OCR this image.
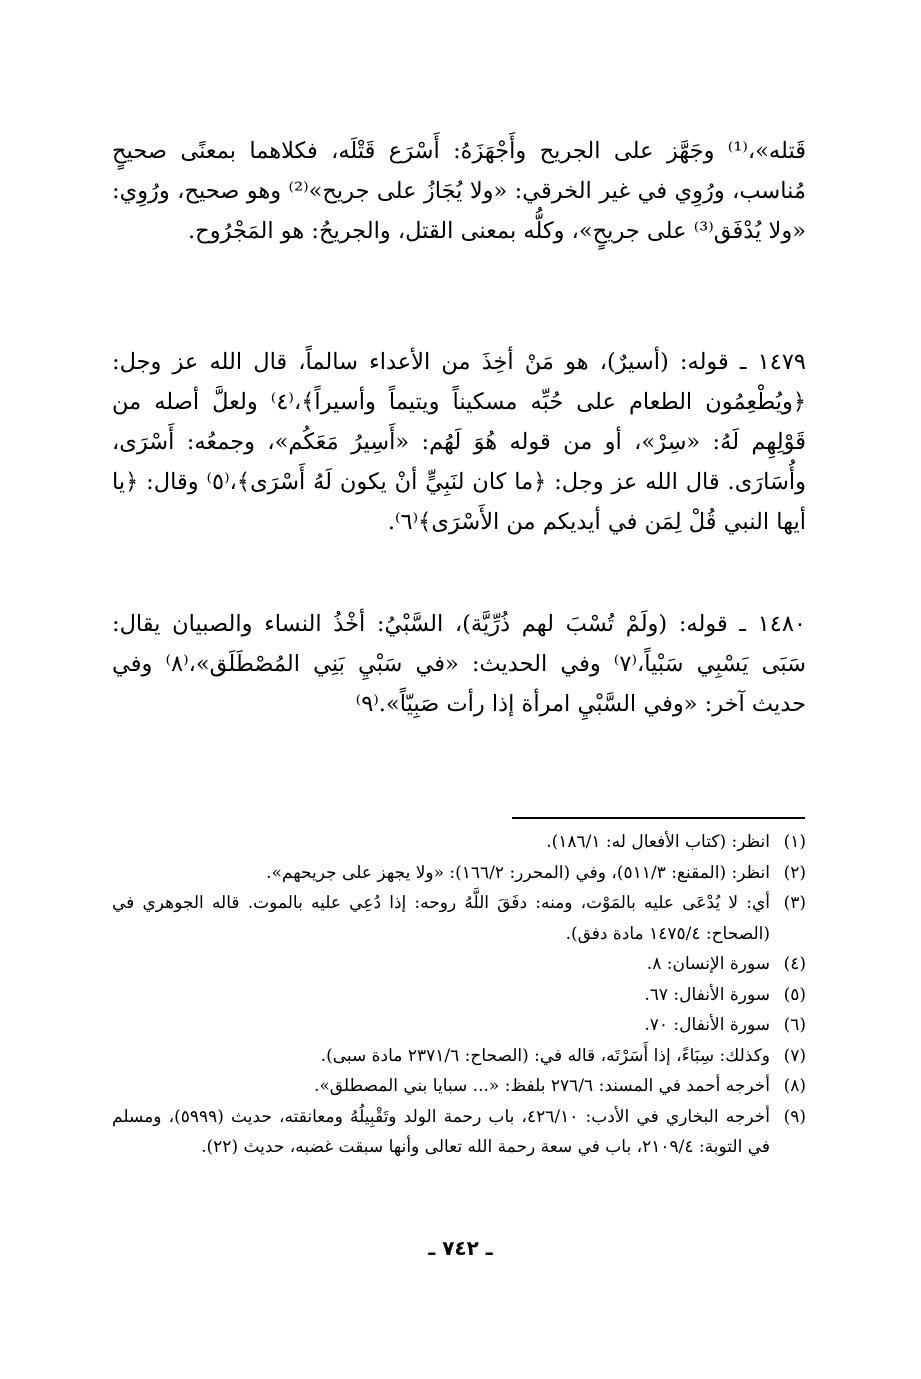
قَتله»،⁽¹⁾ وجَهَّز على الجريح وأَجْهَزَهُ: أَسْرَع قَتْلَه، فكلاهما بمعنًى صحيحٍ مُناسب، ورُوِي في غير الخرقي: «ولا يُجَازُ على جريح»⁽²⁾ وهو صحيح، ورُوِي: «ولا يُدْفَق⁽³⁾ على جريحٍ»، وكلُّه بمعنى القتل، والجريحُ: هو المَجْرُوح.

١٤٧٩ ـ قوله: (أسيرٌ)، هو مَنْ أخِذَ من الأعداء سالماً، قال الله عز وجل: ﴿ويُطْعِمُون الطعام على حُبِّه مسكيناً ويتيماً وأسيراً﴾،⁽٤⁾ ولعلَّ أصله من قَوْلِهِم لَهُ: «سِرْ»، أو من قوله هُوَ لَهُم: «أَسِيرُ مَعَكُم»، وجمعُه: أَسْرَى، وأُسَارَى. قال الله عز وجل: ﴿ما كان لنَبِيٍّ أنْ يكون لَهُ أَسْرَى﴾،⁽٥⁾ وقال: ﴿يا أيها النبي قُلْ لِمَن في أيديكم من الأَسْرَى﴾⁽٦⁾.

١٤٨٠ ـ قوله: (ولَمْ تُسْبَ لهم ذُرِّيَّة)، السَّبْيُ: أخْذُ النساء والصبيان يقال: سَبَى يَسْبِي سَبْياً،⁽٧⁾ وفي الحديث: «في سَبْيِ بَنِي المُصْطَلَق»،⁽٨⁾ وفي حديث آخر: «وفي السَّبْيِ امرأة إذا رأت صَبِيّاً».⁽٩⁾

(١)
انظر: (كتاب الأفعال له: ١٨٦/١).
(٢)
انظر: (المقنع: ٥١١/٣)، وفي (المحرر: ١٦٦/٢): «ولا يجهز على جريحهم».
(٣)
أي: لا يُدْعَى عليه بالمَوْت، ومنه: دفَقَ اللَّهُ روحه: إذا دُعِي عليه بالموت. قاله الجوهري في (الصحاح: ١٤٧٥/٤ مادة دفق).
(٤)
سورة الإنسان: ٨.
(٥)
سورة الأنفال: ٦٧.
(٦)
سورة الأنفال: ٧٠.
(٧)
وكذلك: سِبَاءً، إذا أَسَرْتَه، قاله في: (الصحاح: ٢٣٧١/٦ مادة سبى).
(٨)
أخرجه أحمد في المسند: ٢٧٦/٦ بلفظ: «... سبايا بني المصطلق».
(٩)
أخرجه البخاري في الأدب: ٤٢٦/١٠، باب رحمة الولد وتَقْبِيلُهُ ومعانقته، حديث (٥٩٩٩)، ومسلم في التوبة: ٢١٠٩/٤، باب في سعة رحمة الله تعالى وأنها سبقت غضبه، حديث (٢٢).
ـ ٧٤٢ ـ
******
PROBLEM DESCRIPTION:
The records above need to be restated word for word, with the pictures left out.

RESPONSE TO THE TASK:
OCR this image.
قَتله»،⁽¹⁾ وجَهَّز على الجريح وأَجْهَزَهُ: أَسْرَع قَتْلَه، فكلاهما بمعنًى صحيحٍ مُناسب، ورُوِي في غير الخرقي: «ولا يُجَازُ على جريح»⁽²⁾ وهو صحيح، ورُوِي: «ولا يُدْفَق⁽³⁾ على جريحٍ»، وكلُّه بمعنى القتل، والجريحُ: هو المَجْرُوح.

١٤٧٩ ـ قوله: (أسيرٌ)، هو مَنْ أخِذَ من الأعداء سالماً، قال الله عز وجل: ﴿ويُطْعِمُون الطعام على حُبِّه مسكيناً ويتيماً وأسيراً﴾،⁽٤⁾ ولعلَّ أصله من قَوْلِهِم لَهُ: «سِرْ»، أو من قوله هُوَ لَهُم: «أَسِيرُ مَعَكُم»، وجمعُه: أَسْرَى، وأُسَارَى. قال الله عز وجل: ﴿ما كان لنَبِيٍّ أنْ يكون لَهُ أَسْرَى﴾،⁽٥⁾ وقال: ﴿يا أيها النبي قُلْ لِمَن في أيديكم من الأَسْرَى﴾⁽٦⁾.

١٤٨٠ ـ قوله: (ولَمْ تُسْبَ لهم ذُرِّيَّة)، السَّبْيُ: أخْذُ النساء والصبيان يقال: سَبَى يَسْبِي سَبْياً،⁽٧⁾ وفي الحديث: «في سَبْيِ بَنِي المُصْطَلَق»،⁽٨⁾ وفي حديث آخر: «وفي السَّبْيِ امرأة إذا رأت صَبِيّاً».⁽٩⁾

(١)
انظر: (كتاب الأفعال له: ١٨٦/١).
(٢)
انظر: (المقنع: ٥١١/٣)، وفي (المحرر: ١٦٦/٢): «ولا يجهز على جريحهم».
(٣)
أي: لا يُدْعَى عليه بالمَوْت، ومنه: دفَقَ اللَّهُ روحه: إذا دُعِي عليه بالموت. قاله الجوهري في (الصحاح: ١٤٧٥/٤ مادة دفق).
(٤)
سورة الإنسان: ٨.
(٥)
سورة الأنفال: ٦٧.
(٦)
سورة الأنفال: ٧٠.
(٧)
وكذلك: سِبَاءً، إذا أَسَرْتَه، قاله في: (الصحاح: ٢٣٧١/٦ مادة سبى).
(٨)
أخرجه أحمد في المسند: ٢٧٦/٦ بلفظ: «... سبايا بني المصطلق».
(٩)
أخرجه البخاري في الأدب: ٤٢٦/١٠، باب رحمة الولد وتَقْبِيلُهُ ومعانقته، حديث (٥٩٩٩)، ومسلم في التوبة: ٢١٠٩/٤، باب في سعة رحمة الله تعالى وأنها سبقت غضبه، حديث (٢٢).
ـ ٧٤٢ ـ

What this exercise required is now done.